**CHALLENGE:**
Copy whichever lines contain the string "exchange".
++++
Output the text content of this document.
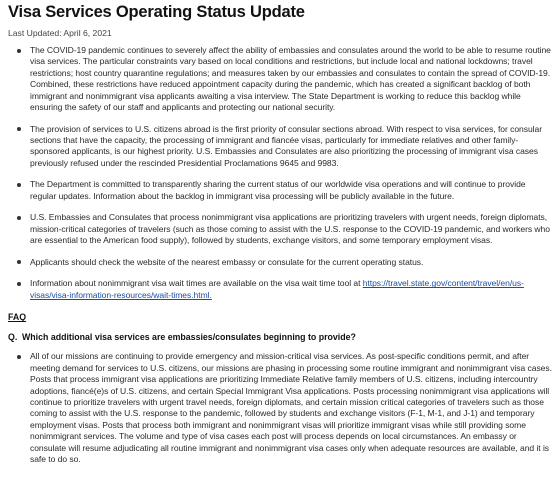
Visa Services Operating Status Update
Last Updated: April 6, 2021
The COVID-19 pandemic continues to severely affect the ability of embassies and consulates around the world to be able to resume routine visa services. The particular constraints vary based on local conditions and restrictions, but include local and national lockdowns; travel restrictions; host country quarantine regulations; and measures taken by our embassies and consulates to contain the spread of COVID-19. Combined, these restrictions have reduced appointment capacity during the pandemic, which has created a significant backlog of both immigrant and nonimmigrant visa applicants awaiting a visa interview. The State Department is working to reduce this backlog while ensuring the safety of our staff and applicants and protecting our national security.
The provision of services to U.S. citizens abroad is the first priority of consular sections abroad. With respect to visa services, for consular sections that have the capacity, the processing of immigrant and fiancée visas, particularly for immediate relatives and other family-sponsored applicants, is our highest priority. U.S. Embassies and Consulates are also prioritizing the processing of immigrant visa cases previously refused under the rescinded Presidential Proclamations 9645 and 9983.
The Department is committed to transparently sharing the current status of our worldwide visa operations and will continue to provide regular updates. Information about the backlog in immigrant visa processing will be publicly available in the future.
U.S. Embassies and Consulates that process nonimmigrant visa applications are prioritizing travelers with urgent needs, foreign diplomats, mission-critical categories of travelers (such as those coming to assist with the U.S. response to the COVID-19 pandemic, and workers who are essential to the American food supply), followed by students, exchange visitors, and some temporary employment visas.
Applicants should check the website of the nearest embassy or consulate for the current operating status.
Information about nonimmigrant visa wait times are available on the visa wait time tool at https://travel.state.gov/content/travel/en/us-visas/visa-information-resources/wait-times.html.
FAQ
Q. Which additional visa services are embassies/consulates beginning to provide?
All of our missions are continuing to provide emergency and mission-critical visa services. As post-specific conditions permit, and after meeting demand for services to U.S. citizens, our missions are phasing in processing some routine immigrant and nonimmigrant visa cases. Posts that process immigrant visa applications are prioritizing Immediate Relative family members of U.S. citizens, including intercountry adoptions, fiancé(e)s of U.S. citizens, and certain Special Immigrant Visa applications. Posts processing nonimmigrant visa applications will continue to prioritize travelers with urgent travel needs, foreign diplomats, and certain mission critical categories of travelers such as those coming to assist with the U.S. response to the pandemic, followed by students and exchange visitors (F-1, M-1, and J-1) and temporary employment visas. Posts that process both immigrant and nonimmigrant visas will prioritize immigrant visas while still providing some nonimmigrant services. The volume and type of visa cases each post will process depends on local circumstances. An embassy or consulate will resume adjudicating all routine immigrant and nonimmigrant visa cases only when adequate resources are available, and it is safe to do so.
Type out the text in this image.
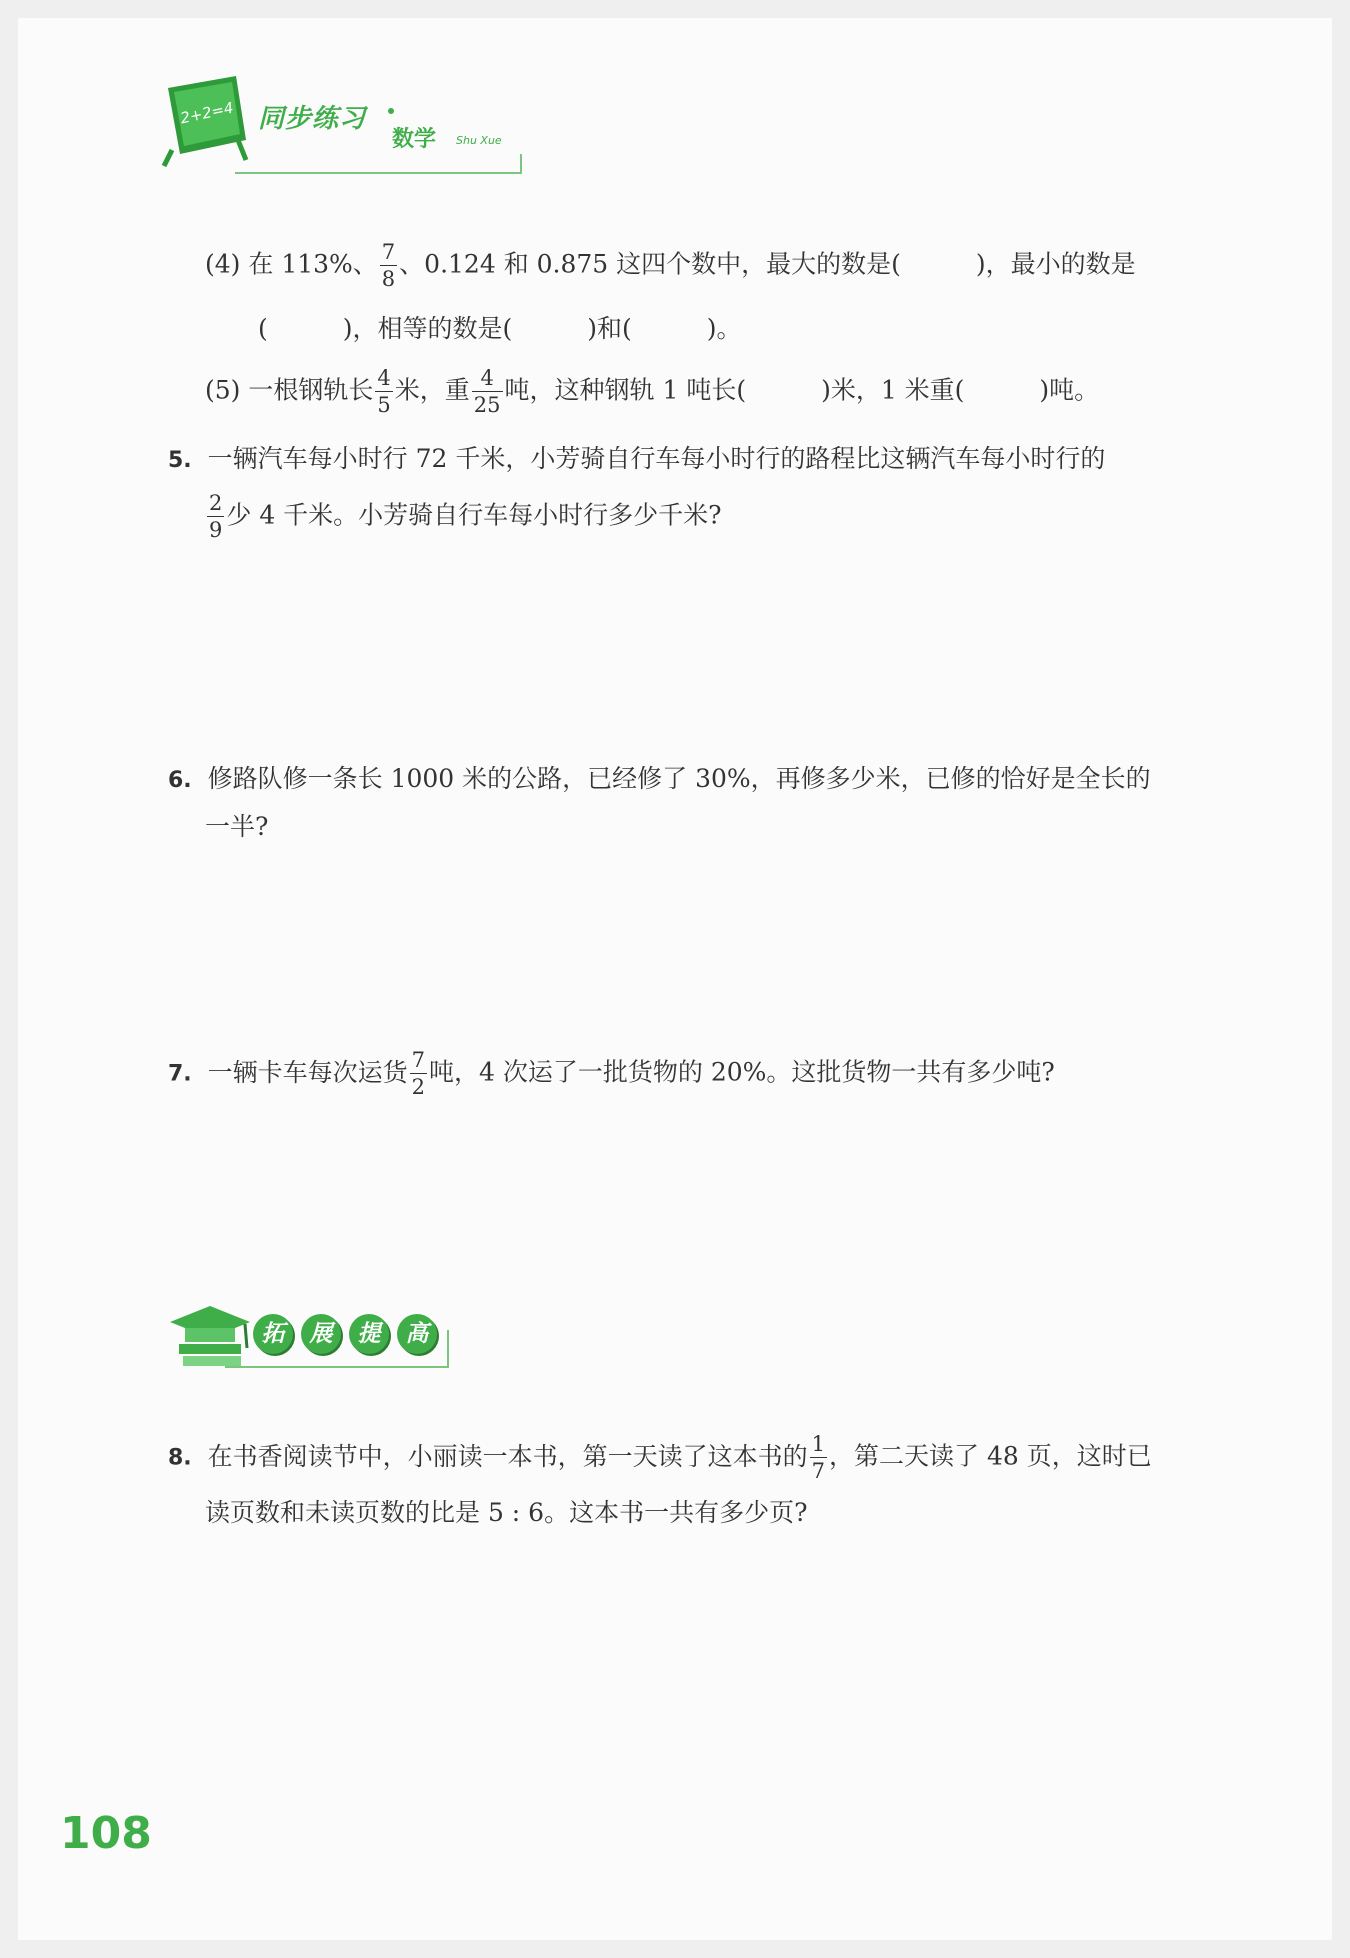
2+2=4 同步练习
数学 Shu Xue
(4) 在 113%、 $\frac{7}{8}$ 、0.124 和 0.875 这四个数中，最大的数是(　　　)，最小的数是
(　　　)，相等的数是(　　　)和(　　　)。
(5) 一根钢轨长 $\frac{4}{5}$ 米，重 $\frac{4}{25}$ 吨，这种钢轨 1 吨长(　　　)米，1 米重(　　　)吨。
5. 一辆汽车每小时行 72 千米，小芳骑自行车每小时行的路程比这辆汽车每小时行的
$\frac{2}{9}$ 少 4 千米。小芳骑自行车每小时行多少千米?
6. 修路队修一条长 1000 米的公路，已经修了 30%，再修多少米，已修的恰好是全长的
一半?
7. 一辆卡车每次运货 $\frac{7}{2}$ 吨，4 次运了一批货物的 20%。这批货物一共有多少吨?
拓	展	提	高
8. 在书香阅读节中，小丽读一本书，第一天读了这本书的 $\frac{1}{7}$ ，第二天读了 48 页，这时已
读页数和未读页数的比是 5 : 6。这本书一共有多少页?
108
++++
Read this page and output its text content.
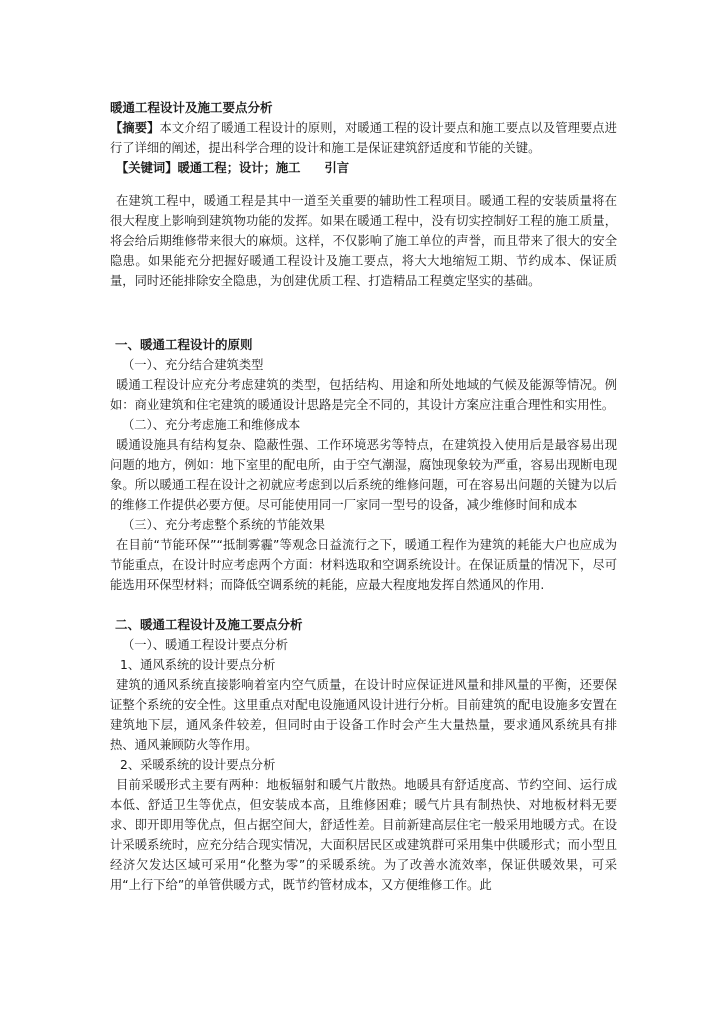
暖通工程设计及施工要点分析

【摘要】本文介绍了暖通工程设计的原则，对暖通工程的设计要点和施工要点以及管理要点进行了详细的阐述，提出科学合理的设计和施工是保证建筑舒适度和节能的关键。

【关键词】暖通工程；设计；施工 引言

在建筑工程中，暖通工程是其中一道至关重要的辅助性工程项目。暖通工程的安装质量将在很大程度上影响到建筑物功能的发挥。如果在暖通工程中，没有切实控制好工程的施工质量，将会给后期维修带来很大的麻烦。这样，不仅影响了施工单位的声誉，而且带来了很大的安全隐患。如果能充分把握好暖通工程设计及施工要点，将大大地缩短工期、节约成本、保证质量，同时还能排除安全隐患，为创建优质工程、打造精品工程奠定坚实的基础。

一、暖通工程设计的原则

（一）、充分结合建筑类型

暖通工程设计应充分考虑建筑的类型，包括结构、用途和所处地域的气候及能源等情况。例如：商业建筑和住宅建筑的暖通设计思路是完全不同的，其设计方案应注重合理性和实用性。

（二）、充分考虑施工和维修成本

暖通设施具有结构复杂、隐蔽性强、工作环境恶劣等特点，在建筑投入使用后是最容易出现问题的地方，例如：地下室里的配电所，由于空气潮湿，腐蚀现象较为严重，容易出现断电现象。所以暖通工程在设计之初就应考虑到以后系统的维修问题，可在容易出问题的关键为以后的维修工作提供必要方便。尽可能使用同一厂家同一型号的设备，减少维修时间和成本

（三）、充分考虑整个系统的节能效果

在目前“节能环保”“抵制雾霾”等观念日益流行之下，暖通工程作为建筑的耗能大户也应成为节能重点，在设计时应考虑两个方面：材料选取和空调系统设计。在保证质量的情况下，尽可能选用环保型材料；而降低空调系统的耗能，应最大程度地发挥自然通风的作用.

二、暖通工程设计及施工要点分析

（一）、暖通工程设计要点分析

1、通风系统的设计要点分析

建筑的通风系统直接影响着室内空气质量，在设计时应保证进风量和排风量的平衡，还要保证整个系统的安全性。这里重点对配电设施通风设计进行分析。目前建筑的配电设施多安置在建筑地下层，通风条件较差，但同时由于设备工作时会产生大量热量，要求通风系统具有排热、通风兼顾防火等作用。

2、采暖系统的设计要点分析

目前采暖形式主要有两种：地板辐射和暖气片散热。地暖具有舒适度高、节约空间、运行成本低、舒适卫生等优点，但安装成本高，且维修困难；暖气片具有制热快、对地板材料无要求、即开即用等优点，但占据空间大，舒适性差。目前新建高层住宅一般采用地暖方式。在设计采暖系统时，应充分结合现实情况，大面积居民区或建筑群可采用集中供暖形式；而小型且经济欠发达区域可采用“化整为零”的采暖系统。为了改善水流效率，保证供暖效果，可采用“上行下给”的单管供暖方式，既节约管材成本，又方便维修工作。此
++++
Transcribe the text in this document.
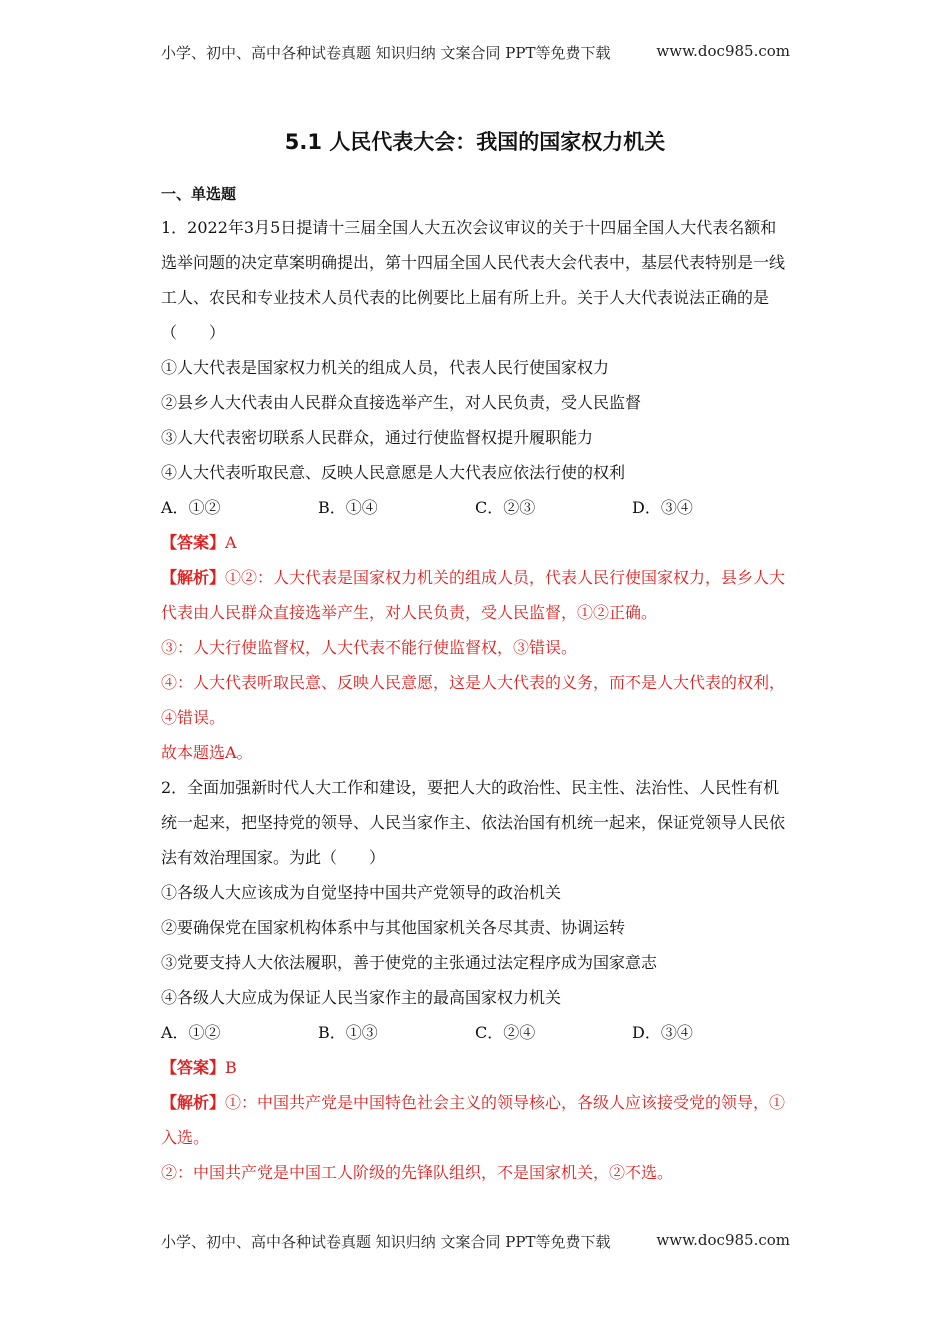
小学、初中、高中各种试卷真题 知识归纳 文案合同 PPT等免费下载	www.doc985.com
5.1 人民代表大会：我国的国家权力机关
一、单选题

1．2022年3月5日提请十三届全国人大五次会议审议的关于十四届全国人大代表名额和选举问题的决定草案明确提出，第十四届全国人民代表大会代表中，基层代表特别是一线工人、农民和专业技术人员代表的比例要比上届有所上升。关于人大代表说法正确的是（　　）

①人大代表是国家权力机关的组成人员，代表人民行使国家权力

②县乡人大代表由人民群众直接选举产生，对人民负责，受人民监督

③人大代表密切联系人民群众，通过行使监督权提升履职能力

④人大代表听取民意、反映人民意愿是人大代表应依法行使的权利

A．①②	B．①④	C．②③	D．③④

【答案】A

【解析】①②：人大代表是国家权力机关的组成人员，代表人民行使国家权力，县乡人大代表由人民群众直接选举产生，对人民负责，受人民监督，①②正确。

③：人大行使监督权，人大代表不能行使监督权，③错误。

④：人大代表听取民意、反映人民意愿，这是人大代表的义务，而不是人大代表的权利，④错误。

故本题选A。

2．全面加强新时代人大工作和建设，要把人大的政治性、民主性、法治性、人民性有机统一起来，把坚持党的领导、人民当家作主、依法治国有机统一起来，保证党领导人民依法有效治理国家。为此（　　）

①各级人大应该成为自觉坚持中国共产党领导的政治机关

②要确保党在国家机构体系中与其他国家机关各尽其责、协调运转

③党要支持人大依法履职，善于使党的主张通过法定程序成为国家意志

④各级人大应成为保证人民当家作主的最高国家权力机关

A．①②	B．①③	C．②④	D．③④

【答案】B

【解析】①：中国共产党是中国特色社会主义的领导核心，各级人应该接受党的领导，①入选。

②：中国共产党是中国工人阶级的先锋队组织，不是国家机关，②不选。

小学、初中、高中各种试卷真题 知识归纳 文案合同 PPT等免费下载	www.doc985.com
++++
**WRITTEN REPLY:**
U.S. Embassies and Consulates that process nonimmigrant visa applications are prioritizing travelers with urgent needs, foreign diplomats, mission-critical categories of travelers (such as those coming to assist with the U.S. response to the COVID-19 pandemic, and workers who are essential to the American food supply), followed by students, exchange visitors, and some temporary employment visas.
All of our missions are continuing to provide emergency and mission-critical visa services. As post-specific conditions permit, and after meeting demand for services to U.S. citizens, our missions are phasing in processing some routine immigrant and nonimmigrant visa cases. Posts that process immigrant visa applications are prioritizing Immediate Relative family members of U.S. citizens, including intercountry adoptions, fiancé(e)s of U.S. citizens, and certain Special Immigrant Visa applications. Posts processing nonimmigrant visa applications will continue to prioritize travelers with urgent travel needs, foreign diplomats, and certain mission critical categories of travelers such as those coming to assist with the U.S. response to the pandemic, followed by students and exchange visitors (F-1, M-1, and J-1) and temporary employment visas. Posts that process both immigrant and nonimmigrant visas will prioritize immigrant visas while still providing some nonimmigrant services. The volume and type of visa cases each post will process depends on local circumstances. An embassy or consulate will resume adjudicating all routine immigrant and nonimmigrant visa cases only when adequate resources are available, and it is safe to do so.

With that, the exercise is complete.